RECORDS SUPPLIED ▸
· · · ·

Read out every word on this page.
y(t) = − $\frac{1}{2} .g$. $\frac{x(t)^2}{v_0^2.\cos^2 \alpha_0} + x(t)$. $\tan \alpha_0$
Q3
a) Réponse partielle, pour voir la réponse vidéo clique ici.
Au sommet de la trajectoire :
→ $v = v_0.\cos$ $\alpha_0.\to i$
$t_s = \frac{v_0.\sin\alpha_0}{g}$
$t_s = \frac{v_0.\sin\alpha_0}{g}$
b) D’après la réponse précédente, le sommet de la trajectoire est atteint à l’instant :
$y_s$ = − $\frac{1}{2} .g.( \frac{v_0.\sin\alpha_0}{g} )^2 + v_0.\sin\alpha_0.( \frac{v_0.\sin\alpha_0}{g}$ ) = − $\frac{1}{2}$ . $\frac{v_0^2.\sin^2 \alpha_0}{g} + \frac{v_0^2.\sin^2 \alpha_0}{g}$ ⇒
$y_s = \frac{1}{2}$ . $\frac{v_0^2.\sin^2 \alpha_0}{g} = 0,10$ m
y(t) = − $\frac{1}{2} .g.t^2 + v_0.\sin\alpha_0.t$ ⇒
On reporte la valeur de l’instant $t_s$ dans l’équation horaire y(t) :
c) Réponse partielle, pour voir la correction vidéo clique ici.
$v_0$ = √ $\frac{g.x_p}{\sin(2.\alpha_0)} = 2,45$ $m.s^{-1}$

· · · ·

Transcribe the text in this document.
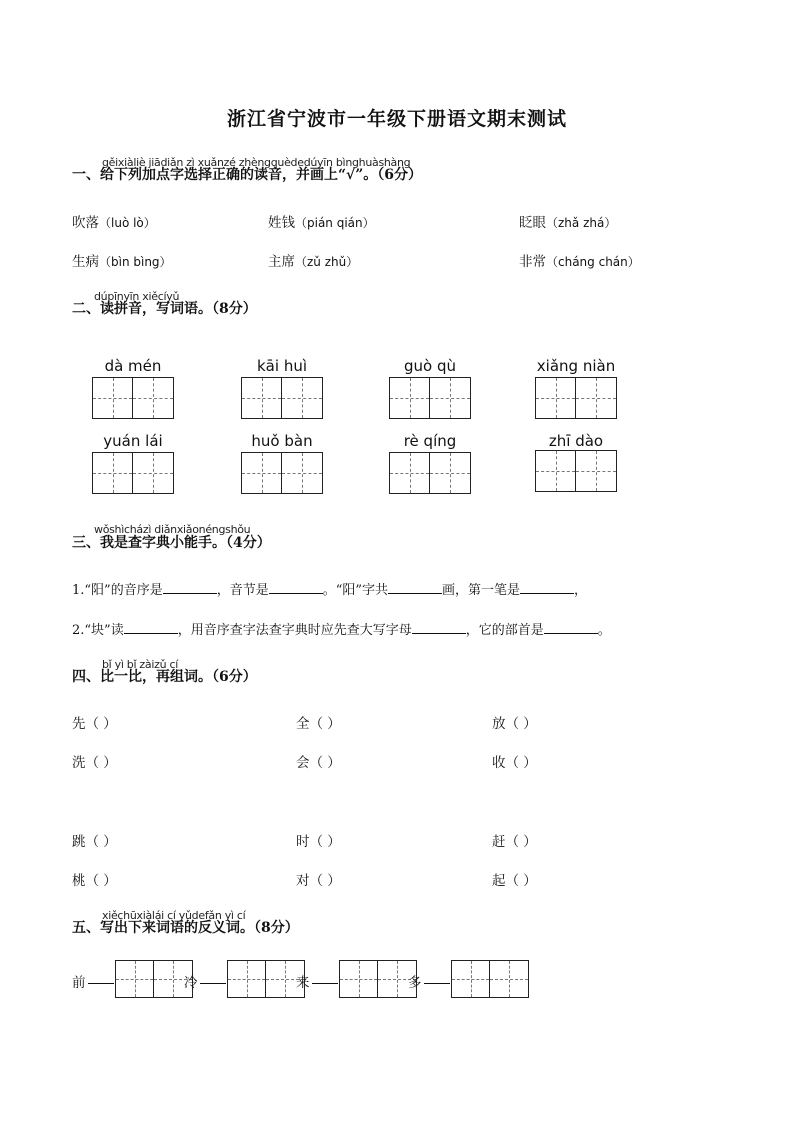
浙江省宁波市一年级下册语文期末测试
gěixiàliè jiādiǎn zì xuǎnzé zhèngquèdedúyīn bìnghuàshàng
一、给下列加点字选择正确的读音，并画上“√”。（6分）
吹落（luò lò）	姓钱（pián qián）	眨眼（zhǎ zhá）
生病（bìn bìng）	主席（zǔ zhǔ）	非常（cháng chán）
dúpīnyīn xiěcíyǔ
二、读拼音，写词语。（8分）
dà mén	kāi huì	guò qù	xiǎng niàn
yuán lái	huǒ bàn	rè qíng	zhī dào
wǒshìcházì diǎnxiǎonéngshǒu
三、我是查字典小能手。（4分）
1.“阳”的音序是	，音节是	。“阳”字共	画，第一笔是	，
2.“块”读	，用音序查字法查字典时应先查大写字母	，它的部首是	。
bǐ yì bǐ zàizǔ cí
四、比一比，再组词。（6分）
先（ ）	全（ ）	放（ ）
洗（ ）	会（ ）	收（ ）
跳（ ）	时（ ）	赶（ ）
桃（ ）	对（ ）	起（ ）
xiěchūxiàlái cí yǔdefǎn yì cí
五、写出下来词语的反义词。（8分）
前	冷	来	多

· · · ·

REQUIRED TASK ▸
How many lines in the records above contain the word "vidéo"? Reply with the number and nothing more.

CORRECT ANSWER ▸
2